* Page extract:
################
When environmental historians describe the “Great Acceleration,” they usually point to dramatic post-Second World War transformations in human activity.1 Carbon emissions surged. Industrial production expanded. Highways, suburbs, pipelines, and hydroelectric megaprojects reshaped landscapes at unprecedented speed and scale. In Canada, the decades after 1950 saw massive infrastructural expansion: hydroelectric development across northern rivers, the growth of extractive industries, and the spread of transportation networks that integrated previously remote regions into national and global markets.

Yet these familiar indicators – energy production, extraction, industrial output – tell only part of the story. As economic and technological systems expanded, states simultaneously developed new forms of governance to manage the social disruptions produced by accelerated capitalism, urbanization, and settler colonial expansion. One of the most significant yet overlooked infrastructures in this process is the prison. Prisons have rarely been considered within environmental histories of the period, limiting how scholars understand the full scope of postwar transformation.
################
* Written request 1: Copy the listing verbatim, from its first line up to and including the line containing "chevron-right-icon: › <box>1816 152".

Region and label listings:
################
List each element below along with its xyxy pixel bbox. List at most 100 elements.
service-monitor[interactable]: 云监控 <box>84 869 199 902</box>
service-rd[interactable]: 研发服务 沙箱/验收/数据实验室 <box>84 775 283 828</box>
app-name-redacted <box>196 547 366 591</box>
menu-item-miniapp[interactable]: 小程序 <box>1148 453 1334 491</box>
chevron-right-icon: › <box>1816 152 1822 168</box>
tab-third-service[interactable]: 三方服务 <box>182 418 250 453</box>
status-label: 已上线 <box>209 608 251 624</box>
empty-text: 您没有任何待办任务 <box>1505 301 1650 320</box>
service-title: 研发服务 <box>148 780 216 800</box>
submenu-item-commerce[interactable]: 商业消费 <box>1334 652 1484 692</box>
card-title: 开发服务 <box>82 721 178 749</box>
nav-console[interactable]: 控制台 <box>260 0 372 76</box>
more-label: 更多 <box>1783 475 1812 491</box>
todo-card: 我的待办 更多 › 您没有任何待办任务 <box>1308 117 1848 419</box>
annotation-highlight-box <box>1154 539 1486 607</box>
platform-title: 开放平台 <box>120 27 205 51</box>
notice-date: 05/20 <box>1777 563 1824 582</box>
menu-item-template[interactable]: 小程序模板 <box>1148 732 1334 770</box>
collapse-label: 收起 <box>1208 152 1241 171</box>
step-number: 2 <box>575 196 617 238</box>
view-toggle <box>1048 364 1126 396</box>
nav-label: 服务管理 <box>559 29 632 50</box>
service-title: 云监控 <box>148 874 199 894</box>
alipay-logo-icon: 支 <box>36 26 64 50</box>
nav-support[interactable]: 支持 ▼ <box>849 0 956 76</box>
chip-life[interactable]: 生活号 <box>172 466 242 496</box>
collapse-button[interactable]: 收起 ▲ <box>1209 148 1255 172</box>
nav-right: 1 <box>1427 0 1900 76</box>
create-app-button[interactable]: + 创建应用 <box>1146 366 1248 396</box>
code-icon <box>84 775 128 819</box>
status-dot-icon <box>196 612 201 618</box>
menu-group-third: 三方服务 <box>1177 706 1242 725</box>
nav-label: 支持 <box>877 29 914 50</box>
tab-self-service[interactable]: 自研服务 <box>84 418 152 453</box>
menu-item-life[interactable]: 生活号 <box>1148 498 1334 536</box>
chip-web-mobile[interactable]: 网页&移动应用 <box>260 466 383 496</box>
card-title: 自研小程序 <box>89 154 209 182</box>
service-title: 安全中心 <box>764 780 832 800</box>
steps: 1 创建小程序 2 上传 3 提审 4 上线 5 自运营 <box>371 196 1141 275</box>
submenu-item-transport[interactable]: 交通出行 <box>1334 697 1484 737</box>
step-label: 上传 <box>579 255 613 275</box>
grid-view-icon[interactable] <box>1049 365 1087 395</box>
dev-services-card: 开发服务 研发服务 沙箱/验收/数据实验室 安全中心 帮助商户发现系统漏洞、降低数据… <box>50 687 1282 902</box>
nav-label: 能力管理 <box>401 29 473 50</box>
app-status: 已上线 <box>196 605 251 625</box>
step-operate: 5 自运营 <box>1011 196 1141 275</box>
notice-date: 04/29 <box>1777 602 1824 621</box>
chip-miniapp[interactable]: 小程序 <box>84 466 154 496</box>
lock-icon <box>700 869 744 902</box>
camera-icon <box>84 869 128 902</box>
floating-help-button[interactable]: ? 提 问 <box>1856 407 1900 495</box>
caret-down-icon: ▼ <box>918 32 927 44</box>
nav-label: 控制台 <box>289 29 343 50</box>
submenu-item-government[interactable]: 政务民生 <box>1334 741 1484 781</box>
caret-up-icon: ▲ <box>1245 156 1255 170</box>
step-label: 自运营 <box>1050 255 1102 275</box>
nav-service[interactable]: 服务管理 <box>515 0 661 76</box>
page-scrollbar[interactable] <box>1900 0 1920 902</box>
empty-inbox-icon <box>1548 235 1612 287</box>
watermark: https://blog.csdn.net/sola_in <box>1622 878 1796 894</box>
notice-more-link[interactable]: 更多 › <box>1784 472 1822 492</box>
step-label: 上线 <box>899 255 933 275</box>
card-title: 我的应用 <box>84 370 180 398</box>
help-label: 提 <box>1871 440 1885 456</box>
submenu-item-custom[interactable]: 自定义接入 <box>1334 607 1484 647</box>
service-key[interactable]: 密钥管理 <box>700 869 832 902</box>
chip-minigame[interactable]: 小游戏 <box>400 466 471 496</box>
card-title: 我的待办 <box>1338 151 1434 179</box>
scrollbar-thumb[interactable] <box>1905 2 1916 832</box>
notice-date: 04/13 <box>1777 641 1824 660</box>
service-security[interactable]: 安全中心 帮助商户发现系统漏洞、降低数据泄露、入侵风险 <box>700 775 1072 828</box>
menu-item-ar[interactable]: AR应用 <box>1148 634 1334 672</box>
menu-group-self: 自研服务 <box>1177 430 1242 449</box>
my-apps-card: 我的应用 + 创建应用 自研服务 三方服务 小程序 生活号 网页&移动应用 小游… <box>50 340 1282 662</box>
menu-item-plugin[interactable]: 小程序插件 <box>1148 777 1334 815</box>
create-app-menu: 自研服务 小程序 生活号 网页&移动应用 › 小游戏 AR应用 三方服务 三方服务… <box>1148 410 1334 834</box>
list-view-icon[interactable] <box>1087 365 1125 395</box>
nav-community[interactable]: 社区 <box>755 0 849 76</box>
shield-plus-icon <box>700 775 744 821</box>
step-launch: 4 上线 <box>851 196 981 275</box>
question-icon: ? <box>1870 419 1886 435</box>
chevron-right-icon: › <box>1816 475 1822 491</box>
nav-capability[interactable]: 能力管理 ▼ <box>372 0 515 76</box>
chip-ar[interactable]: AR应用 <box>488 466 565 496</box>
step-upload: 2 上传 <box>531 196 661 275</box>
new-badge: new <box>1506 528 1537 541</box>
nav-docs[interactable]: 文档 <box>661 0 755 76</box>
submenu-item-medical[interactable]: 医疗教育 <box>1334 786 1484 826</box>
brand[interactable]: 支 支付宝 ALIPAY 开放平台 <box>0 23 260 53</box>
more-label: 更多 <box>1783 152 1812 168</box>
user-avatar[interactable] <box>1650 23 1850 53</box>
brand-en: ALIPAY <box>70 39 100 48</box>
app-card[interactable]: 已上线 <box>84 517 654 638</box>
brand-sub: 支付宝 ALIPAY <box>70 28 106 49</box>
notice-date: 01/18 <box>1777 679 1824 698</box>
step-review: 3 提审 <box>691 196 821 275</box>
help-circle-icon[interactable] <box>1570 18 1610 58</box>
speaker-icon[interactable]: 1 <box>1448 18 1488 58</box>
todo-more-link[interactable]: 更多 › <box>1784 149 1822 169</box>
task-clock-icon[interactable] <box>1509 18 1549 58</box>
################
* Written request 2: In the text about the Great Acceleration, what infrastructure is called one of the most significant yet overlooked?

* Correct answer 1:
List each element below along with its xyxy pixel bbox. List at most 100 elements.
service-monitor[interactable]: 云监控 <box>84 869 199 902</box>
service-rd[interactable]: 研发服务 沙箱/验收/数据实验室 <box>84 775 283 828</box>
app-name-redacted <box>196 547 366 591</box>
menu-item-miniapp[interactable]: 小程序 <box>1148 453 1334 491</box>
chevron-right-icon: › <box>1816 152 1822 168</box>

* Correct answer 2: The prison.